• Your objective:
Without the images, print all the entries below exactly as given.

• Input for this task:
########################################

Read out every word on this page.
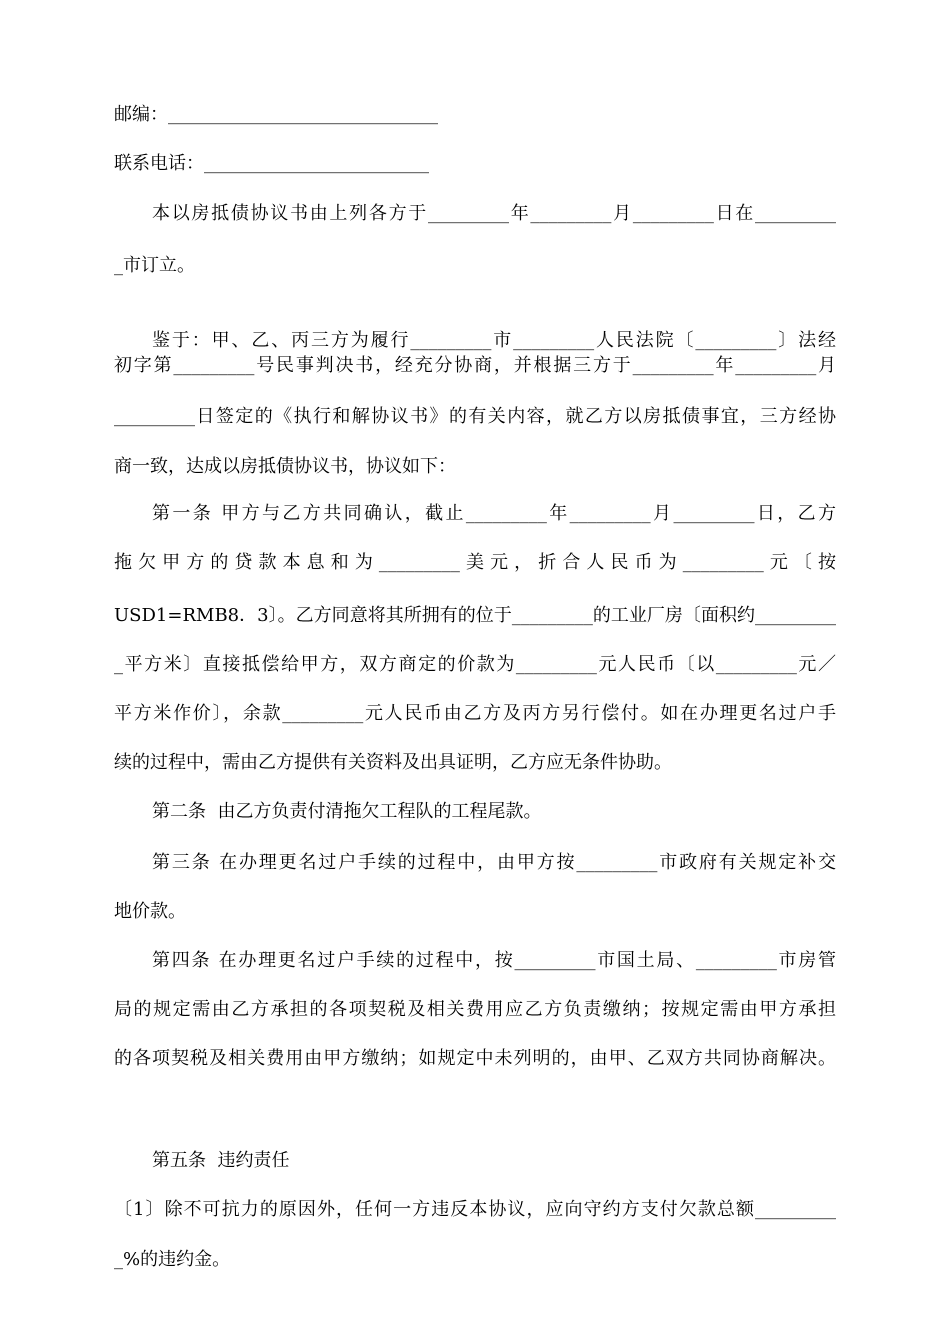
邮编：______________________________

联系电话：_________________________

本以房抵债协议书由上列各方于_________年_________月_________日在_________

_市订立。

鉴于：甲、乙、丙三方为履行_________市_________人民法院〔_________〕法经

初字第_________号民事判决书，经充分协商，并根据三方于_________年_________月

_________日签定的《执行和解协议书》的有关内容，就乙方以房抵债事宜，三方经协

商一致，达成以房抵债协议书，协议如下：

第一条 甲方与乙方共同确认，截止_________年_________月_________日，乙方

拖欠甲方的贷款本息和为_________美元，折合人民币为_________元〔按

USD1=RMB8．3〕。乙方同意将其所拥有的位于_________的工业厂房〔面积约_________

_平方米〕直接抵偿给甲方，双方商定的价款为_________元人民币〔以_________元／

平方米作价〕，余款_________元人民币由乙方及丙方另行偿付。如在办理更名过户手

续的过程中，需由乙方提供有关资料及出具证明，乙方应无条件协助。

第二条  由乙方负责付清拖欠工程队的工程尾款。

第三条 在办理更名过户手续的过程中，由甲方按_________市政府有关规定补交

地价款。

第四条 在办理更名过户手续的过程中，按_________市国土局、_________市房管

局的规定需由乙方承担的各项契税及相关费用应乙方负责缴纳；按规定需由甲方承担

的各项契税及相关费用由甲方缴纳；如规定中未列明的，由甲、乙双方共同协商解决。

第五条  违约责任

〔1〕除不可抗力的原因外，任何一方违反本协议，应向守约方支付欠款总额_________

_%的违约金。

########################################

• Complete response:
Read out every word on this page.
邮编：______________________________

联系电话：_________________________

本以房抵债协议书由上列各方于_________年_________月_________日在_________

_市订立。

鉴于：甲、乙、丙三方为履行_________市_________人民法院〔_________〕法经

初字第_________号民事判决书，经充分协商，并根据三方于_________年_________月

_________日签定的《执行和解协议书》的有关内容，就乙方以房抵债事宜，三方经协

商一致，达成以房抵债协议书，协议如下：

第一条 甲方与乙方共同确认，截止_________年_________月_________日，乙方

拖欠甲方的贷款本息和为_________美元，折合人民币为_________元〔按

USD1=RMB8．3〕。乙方同意将其所拥有的位于_________的工业厂房〔面积约_________

_平方米〕直接抵偿给甲方，双方商定的价款为_________元人民币〔以_________元／

平方米作价〕，余款_________元人民币由乙方及丙方另行偿付。如在办理更名过户手

续的过程中，需由乙方提供有关资料及出具证明，乙方应无条件协助。

第二条  由乙方负责付清拖欠工程队的工程尾款。

第三条 在办理更名过户手续的过程中，由甲方按_________市政府有关规定补交

地价款。

第四条 在办理更名过户手续的过程中，按_________市国土局、_________市房管

局的规定需由乙方承担的各项契税及相关费用应乙方负责缴纳；按规定需由甲方承担

的各项契税及相关费用由甲方缴纳；如规定中未列明的，由甲、乙双方共同协商解决。

第五条  违约责任

〔1〕除不可抗力的原因外，任何一方违反本协议，应向守约方支付欠款总额_________

_%的违约金。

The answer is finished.